Exercise material —
+===+

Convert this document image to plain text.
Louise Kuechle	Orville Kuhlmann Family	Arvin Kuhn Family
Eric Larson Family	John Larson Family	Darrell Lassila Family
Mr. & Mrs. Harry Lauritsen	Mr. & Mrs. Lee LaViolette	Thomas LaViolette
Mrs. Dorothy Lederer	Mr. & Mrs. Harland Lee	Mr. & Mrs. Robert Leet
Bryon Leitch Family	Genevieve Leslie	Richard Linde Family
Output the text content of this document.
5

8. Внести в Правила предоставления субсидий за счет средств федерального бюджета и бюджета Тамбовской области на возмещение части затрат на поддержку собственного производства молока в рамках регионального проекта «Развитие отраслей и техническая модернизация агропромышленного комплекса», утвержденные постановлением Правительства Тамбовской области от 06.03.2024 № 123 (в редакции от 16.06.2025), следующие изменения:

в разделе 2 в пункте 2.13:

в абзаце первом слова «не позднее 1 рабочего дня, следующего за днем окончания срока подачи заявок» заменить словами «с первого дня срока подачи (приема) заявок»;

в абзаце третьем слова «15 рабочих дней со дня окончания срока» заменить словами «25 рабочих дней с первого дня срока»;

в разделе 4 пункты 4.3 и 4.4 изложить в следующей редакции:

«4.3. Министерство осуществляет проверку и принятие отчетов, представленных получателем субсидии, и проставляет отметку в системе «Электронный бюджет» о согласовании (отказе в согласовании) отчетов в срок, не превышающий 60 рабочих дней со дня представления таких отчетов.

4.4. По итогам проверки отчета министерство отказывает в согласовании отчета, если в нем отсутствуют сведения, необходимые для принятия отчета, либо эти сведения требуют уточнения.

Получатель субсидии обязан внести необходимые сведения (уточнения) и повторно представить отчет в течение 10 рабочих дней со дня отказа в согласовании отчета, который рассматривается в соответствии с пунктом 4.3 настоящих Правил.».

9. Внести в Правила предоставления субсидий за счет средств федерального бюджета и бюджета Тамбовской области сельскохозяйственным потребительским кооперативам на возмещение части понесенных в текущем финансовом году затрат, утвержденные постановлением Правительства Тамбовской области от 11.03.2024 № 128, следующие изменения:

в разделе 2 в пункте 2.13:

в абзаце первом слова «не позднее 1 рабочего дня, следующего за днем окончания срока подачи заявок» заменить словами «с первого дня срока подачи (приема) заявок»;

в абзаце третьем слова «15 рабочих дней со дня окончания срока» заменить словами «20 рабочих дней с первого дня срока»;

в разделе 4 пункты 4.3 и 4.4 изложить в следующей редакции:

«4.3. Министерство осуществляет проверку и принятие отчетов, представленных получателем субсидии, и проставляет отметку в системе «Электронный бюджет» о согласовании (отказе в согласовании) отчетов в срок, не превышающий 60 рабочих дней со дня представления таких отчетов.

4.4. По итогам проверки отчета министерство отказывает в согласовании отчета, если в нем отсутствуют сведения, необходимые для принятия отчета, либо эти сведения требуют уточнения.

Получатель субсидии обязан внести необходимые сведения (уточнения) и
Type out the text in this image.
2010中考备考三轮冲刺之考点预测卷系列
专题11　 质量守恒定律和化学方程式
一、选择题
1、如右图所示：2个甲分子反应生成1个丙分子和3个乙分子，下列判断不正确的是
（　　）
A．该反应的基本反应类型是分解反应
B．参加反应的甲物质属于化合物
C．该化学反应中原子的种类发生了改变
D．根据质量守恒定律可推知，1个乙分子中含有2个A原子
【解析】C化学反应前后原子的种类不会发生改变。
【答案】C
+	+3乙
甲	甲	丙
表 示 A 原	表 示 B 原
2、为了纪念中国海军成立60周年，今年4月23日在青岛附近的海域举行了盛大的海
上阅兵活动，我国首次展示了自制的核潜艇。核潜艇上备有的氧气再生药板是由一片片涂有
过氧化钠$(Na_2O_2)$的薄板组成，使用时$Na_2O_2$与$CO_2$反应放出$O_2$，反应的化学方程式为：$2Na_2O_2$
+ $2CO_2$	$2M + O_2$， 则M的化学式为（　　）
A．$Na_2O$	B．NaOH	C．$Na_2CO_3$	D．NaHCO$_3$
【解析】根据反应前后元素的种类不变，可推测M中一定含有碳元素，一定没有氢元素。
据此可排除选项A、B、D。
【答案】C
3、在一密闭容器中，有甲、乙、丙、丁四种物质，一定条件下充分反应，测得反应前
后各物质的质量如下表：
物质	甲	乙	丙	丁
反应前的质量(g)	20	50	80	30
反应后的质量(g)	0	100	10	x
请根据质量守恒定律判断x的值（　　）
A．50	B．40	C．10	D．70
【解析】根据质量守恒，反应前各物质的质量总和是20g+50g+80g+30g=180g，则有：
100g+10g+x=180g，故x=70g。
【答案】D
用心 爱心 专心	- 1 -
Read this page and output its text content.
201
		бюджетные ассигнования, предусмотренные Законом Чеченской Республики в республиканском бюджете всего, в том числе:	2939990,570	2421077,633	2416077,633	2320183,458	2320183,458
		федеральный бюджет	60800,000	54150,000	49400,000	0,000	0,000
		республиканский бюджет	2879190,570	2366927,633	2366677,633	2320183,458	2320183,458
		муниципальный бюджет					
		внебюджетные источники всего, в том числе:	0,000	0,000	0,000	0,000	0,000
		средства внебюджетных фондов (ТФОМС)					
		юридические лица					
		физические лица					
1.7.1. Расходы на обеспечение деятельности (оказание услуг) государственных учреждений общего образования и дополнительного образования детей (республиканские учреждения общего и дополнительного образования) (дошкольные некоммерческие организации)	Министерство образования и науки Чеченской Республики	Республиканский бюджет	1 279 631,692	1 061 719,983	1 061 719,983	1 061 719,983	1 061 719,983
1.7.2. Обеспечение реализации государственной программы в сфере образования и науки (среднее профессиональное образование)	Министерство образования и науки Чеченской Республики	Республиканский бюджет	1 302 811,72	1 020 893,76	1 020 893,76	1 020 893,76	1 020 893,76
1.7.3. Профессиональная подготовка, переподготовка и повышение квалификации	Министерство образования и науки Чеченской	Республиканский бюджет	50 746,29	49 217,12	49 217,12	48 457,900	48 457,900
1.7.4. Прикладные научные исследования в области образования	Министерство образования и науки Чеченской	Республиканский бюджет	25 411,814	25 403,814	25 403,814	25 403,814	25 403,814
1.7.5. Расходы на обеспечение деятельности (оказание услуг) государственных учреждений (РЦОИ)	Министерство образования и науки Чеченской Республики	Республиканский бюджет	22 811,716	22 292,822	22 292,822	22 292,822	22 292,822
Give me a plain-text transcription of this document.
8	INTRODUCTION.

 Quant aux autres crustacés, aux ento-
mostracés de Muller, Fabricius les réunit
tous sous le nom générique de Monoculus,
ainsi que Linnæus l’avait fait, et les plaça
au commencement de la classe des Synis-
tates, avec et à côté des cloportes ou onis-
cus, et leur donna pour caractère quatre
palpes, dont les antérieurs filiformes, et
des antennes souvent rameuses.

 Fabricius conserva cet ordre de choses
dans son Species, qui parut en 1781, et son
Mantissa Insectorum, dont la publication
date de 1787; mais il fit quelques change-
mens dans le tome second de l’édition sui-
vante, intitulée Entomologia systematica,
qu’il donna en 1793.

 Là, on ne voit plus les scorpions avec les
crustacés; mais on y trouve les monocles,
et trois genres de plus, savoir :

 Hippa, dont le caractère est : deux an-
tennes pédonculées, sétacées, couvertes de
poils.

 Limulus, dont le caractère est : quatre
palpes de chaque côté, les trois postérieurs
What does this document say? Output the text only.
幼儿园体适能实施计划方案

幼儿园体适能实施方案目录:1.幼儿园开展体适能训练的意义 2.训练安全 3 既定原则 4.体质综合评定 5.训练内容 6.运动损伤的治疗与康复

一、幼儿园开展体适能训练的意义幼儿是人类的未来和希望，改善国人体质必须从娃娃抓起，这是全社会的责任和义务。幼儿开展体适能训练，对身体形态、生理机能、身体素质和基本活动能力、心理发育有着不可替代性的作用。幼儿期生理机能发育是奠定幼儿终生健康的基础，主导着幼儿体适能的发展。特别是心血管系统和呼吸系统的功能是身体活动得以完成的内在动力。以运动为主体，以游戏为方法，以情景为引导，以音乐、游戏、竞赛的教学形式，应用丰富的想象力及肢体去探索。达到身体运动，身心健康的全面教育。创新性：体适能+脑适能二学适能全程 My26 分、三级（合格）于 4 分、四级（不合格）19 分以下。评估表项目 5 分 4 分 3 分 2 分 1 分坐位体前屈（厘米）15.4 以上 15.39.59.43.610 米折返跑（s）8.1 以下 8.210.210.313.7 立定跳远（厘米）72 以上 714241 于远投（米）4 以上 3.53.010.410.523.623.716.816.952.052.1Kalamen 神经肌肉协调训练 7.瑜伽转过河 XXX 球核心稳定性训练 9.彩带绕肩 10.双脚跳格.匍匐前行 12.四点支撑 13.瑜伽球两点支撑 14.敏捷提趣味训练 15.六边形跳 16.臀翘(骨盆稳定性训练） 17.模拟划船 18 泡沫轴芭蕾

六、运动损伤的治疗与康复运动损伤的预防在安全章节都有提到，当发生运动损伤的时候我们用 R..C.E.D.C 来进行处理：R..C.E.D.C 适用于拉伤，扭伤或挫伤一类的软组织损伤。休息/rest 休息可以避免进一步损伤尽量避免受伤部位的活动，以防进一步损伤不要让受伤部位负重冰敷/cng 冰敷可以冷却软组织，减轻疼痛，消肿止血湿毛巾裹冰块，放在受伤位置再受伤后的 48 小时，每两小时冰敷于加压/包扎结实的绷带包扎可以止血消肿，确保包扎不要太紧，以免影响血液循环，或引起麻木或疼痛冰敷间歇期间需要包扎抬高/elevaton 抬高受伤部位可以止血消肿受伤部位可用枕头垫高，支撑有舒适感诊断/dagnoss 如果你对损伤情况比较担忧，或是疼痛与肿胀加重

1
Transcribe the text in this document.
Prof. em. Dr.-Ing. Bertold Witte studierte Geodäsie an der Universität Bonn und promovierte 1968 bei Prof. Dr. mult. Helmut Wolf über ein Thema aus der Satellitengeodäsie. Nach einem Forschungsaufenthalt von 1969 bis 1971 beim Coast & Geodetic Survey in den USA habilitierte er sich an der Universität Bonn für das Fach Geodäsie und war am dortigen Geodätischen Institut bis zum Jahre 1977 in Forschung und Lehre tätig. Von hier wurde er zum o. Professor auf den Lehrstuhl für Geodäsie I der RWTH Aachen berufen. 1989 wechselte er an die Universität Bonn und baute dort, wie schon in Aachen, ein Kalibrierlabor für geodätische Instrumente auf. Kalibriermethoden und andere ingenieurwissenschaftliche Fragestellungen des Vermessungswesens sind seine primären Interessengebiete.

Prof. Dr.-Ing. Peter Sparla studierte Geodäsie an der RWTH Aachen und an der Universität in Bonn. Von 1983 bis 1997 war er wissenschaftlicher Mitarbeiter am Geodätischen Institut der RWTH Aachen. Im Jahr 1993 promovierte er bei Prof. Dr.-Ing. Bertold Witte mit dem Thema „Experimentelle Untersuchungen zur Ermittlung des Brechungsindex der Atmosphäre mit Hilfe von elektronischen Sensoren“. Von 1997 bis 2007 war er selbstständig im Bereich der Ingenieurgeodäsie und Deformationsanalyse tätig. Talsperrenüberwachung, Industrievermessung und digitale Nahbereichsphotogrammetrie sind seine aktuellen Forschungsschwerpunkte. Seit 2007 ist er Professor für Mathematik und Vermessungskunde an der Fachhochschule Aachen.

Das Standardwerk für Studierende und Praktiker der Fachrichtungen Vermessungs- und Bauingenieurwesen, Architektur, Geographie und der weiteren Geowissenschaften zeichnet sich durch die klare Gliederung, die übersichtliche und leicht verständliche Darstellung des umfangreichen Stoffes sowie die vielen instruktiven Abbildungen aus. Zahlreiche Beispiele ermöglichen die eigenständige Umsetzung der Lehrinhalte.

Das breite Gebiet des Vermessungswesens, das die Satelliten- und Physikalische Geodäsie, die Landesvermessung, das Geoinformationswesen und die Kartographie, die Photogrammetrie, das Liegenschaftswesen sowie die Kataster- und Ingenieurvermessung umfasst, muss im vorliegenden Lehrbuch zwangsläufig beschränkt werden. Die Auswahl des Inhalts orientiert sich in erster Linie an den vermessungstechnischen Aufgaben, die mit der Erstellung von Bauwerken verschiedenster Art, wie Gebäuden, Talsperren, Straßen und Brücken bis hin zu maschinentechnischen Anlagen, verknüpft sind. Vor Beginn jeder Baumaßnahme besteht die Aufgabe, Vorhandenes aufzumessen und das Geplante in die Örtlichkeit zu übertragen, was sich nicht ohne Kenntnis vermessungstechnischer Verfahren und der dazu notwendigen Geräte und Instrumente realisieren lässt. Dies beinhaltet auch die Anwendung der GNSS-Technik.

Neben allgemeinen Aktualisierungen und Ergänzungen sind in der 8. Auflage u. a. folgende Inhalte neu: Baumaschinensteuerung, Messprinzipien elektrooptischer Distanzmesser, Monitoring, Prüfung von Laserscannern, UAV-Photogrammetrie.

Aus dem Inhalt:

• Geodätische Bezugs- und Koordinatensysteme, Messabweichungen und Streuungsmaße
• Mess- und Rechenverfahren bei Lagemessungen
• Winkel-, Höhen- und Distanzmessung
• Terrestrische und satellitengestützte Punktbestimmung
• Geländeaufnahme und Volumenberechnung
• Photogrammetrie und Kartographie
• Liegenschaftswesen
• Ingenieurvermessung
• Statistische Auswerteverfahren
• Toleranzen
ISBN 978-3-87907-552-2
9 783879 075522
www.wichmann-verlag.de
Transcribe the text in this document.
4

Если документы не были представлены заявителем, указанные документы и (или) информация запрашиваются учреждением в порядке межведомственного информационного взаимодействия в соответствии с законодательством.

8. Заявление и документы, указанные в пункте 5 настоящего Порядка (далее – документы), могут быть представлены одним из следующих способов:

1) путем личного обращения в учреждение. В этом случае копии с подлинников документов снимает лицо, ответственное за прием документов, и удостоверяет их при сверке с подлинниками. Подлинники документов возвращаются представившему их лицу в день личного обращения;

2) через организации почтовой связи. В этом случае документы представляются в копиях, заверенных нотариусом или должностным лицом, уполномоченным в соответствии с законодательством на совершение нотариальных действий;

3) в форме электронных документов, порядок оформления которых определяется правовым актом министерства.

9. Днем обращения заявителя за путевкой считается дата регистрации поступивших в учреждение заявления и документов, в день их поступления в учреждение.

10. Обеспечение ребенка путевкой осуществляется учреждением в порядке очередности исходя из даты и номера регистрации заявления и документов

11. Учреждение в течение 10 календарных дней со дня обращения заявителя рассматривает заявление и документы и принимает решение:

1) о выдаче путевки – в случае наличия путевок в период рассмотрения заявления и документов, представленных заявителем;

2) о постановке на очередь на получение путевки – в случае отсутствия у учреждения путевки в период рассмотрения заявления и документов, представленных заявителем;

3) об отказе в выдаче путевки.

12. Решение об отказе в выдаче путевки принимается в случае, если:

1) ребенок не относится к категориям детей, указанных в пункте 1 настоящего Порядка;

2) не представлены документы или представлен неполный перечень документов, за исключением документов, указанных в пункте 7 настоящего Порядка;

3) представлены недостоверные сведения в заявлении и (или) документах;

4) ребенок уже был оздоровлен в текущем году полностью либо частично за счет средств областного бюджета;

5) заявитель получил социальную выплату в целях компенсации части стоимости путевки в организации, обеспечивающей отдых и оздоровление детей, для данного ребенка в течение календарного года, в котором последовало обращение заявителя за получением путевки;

+===+

Task to complete — Looking at the records above, report how many lines contain the word "trois". Answer with the number only.

Task answer — 2